▶ [Text segment]
begin

Assign distribution keys (DISTKEY) so joined tables are co-located on the same nodes
Define sort keys (SORTKEY) on columns commonly used for filtering
Review query plans with EXPLAIN
Watch for DS_BCAST and DS_DIST in plans (signs of costly cross-node shuffles)
Run ANALYZE and VACUUM on a regular cadence
Use late-binding views for flexibility when schemas evolve

Databricks SQL

Date and time functions:

-- Current moments
CURRENT_DATE(), CURRENT_TIMESTAMP()

-- Shifting dates
DATE_ADD(some_date, 7)
DATEDIFF(end_dt, start_dt)
ADD_MONTHS(some_date, 1)

-- Truncation
DATE_TRUNC('MONTH', event_ts)
TRUNC(date_col, 'MM')

-- Component extraction
YEAR(event_ts), MONTH(event_ts)
DAYOFWEEK(event_ts)

Delta Lake capabilities:

-- Query historical snapshots
SELECT * FROM tbl TIMESTAMP AS OF '2024-01-15'
SELECT * FROM tbl VERSION AS OF 42

-- Inspect table history
DESCRIBE HISTORY tbl

-- Upsert with MERGE
MERGE INTO target USING source
ON target.id = source.id
WHEN MATCHED THEN UPDATE SET *
WHEN NOT MATCHED THEN INSERT *

Tuning guidance:

Run OPTIMIZE with ZORDER on frequently queried columns
Enable the Photon engine for compute-heavy workloads
Apply CACHE TABLE on datasets that are read repeatedly
Partition by low-cardinality date columns for efficient pruning

Reusable Analytical Patterns

Window Function Recipes

-- Assign sequential position within groups
ROW_NUMBER() OVER (PARTITION BY user_id ORDER BY event_ts DESC)

end

Boxed element entries:
begin

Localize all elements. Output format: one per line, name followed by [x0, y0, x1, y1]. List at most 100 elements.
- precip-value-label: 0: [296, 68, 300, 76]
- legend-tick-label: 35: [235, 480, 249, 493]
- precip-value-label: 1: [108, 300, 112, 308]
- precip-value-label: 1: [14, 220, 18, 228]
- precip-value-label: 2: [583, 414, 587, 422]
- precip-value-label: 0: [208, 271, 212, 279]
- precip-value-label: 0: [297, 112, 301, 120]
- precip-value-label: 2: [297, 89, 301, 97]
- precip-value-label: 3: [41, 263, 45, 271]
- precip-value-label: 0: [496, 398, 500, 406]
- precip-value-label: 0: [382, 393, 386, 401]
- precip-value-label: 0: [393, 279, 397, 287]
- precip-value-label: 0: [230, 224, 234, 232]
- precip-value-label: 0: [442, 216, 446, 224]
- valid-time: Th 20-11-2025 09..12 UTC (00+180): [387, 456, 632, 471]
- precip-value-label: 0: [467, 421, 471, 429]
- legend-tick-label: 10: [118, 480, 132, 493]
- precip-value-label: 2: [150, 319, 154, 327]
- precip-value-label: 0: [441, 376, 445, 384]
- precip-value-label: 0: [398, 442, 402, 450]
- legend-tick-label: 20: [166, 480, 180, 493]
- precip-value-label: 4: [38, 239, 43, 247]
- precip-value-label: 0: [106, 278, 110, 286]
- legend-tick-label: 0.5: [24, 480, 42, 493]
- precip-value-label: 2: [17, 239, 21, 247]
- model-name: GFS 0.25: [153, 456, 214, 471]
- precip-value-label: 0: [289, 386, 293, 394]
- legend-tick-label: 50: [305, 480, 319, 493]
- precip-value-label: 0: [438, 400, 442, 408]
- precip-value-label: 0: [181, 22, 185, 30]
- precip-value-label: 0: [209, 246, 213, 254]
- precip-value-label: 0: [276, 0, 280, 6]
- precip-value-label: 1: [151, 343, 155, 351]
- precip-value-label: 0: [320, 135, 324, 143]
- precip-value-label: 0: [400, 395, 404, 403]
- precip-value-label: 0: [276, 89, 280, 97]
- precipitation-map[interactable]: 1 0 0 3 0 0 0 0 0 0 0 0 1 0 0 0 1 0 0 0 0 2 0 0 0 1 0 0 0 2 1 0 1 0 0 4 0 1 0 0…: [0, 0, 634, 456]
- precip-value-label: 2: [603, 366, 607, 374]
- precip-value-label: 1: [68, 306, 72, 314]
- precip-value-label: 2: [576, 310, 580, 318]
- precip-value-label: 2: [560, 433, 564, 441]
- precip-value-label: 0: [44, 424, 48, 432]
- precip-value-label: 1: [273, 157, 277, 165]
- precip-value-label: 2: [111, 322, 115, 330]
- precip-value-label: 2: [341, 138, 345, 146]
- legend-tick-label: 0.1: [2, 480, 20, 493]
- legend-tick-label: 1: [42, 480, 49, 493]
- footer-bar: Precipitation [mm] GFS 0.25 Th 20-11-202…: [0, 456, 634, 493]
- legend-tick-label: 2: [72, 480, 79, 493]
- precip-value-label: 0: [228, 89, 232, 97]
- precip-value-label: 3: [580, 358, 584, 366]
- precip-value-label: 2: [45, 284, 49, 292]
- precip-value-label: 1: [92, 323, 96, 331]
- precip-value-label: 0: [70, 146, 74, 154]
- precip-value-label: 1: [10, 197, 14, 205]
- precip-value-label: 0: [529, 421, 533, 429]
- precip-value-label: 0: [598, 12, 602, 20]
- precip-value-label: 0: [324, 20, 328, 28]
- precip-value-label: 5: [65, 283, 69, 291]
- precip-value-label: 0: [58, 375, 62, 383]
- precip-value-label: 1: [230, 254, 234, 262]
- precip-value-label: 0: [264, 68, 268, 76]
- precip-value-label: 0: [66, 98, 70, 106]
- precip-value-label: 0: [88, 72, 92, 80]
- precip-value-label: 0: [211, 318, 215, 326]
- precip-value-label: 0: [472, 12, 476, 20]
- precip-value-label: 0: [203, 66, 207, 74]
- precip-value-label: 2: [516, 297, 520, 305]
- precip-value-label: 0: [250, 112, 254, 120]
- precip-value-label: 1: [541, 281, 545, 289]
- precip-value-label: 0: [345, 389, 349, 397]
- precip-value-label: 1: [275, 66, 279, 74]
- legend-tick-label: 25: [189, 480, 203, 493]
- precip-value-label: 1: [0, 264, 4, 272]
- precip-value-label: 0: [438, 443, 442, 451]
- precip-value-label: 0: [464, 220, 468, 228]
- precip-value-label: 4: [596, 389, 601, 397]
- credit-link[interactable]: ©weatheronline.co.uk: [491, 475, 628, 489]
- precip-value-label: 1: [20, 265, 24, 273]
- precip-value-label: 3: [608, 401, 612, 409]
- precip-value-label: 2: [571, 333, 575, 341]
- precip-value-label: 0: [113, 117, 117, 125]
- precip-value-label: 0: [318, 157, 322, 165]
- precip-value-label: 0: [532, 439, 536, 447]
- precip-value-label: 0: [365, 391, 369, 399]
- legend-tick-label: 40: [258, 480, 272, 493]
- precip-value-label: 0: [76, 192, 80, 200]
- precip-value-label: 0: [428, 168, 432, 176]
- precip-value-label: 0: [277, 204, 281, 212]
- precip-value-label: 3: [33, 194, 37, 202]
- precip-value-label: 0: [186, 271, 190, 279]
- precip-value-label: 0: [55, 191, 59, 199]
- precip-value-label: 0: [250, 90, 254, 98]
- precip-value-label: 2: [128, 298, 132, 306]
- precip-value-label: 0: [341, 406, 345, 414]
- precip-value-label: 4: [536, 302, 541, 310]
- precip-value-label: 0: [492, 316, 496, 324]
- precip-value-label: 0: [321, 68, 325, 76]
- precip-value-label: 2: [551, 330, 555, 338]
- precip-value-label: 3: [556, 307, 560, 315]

end

▶ [To be done]
1. According to the SQL notes, what should be enabled for compute-heavy workloads?
2. For each statement, say whether it agrees with the SQL notes, and quote the words that decide it: (a) DS_BCAST and DS_DIST appearing in plans point to costly cross-node shuffles. (b) Tables should be partitioned by high-cardinality date columns. (c) Sort keys should be defined on columns commonly used for joining.
3. Write what comes next in the SQL notes, picking up after the last line shown.
The records have no connection to the SQL notes.

▶ [Answers to the tasks]
1. The Photon engine.

2.
(a) Yes: "Watch for DS_BCAST and DS_DIST in plans (signs of costly cross-node shuffles)"
(b) No: "Partition by low-cardinality date columns for efficient pruning"
(c) No: "Define sort keys (SORTKEY) on columns commonly used for filtering"

3.
RANK() OVER (PARTITION BY category ORDER BY revenue DESC)
DENSE_RANK() OVER (ORDER BY score DESC)

-- Cumulative sums and rolling averages
SUM(amount) OVER (ORDER BY dt ROWS BETWEEN UNBOUNDED PRECEDING AND CURRENT ROW) AS cumulative_total
AVG(amount) OVER (ORDER BY dt ROWS BETWEEN 6 PRECEDING AND CURRENT ROW) AS rolling_7d_avg

-- Accessing adjacent rows
LAG(val, 1) OVER (PARTITION BY entity ORDER BY dt) AS prior_val
LEAD(val, 1) OVER (PARTITION BY entity ORDER BY dt) AS next_val

-- Boundary values within a partition
FIRST_VALUE(status) OVER (PARTITION BY user_id ORDER BY event_ts ROWS BETWEEN UNBOUNDED PRECEDING AND UNBOUNDED FOLLOWING)
LAST_VALUE(status) OVER (PARTITION BY user_id ORDER BY event_ts ROWS BETWEEN UNBOUNDED PRECEDING AND UNBOUNDED FOLLOWING)

-- Proportional share
revenue / SUM(revenue) OVER () AS share_of_total
revenue / SUM(revenue) OVER (PARTITION BY category) AS share_within_category

Structured Queries with CTEs

WITH
-- Stage 1: Narrow down to the target population
eligible_users AS (
    SELECT user_id, signup_date, tier
    FROM users
    WHERE signup_date >= DATE '2024-01-01'
      AND account_status = 'active'
),

-- Stage 2: Derive per-user measures
per_user AS (
    SELECT
        u.user_id,
        u.tier,
        COUNT(DISTINCT e.session_id) AS sessions,
        SUM(e.revenue) AS revenue
    FROM eligible_users u
    LEFT JOIN events e ON u.user_id = e.user_id
    GROUP BY u.user_id, u.tier
),

-- Stage 3: Roll up to tier-level summary
tier_summary AS (
    SELECT
        tier,
        COUNT(*) AS users,
        AVG(sessions) AS avg_sessions,
        SUM(revenue) AS total_revenue
    FROM per_user
    GROUP BY tier
)

SELECT * FROM tier_summary ORDER BY total_revenue DESC;

Cohort Retention Tracking

WITH signup_cohorts AS (
    SELECT
        user_id,
        DATE_TRUNC('month', first_seen) AS cohort
    FROM users
),
monthly_activity AS (
    SELECT
        user_id,
        DATE_TRUNC('month', activity_date) AS active_month
    FROM user_events
)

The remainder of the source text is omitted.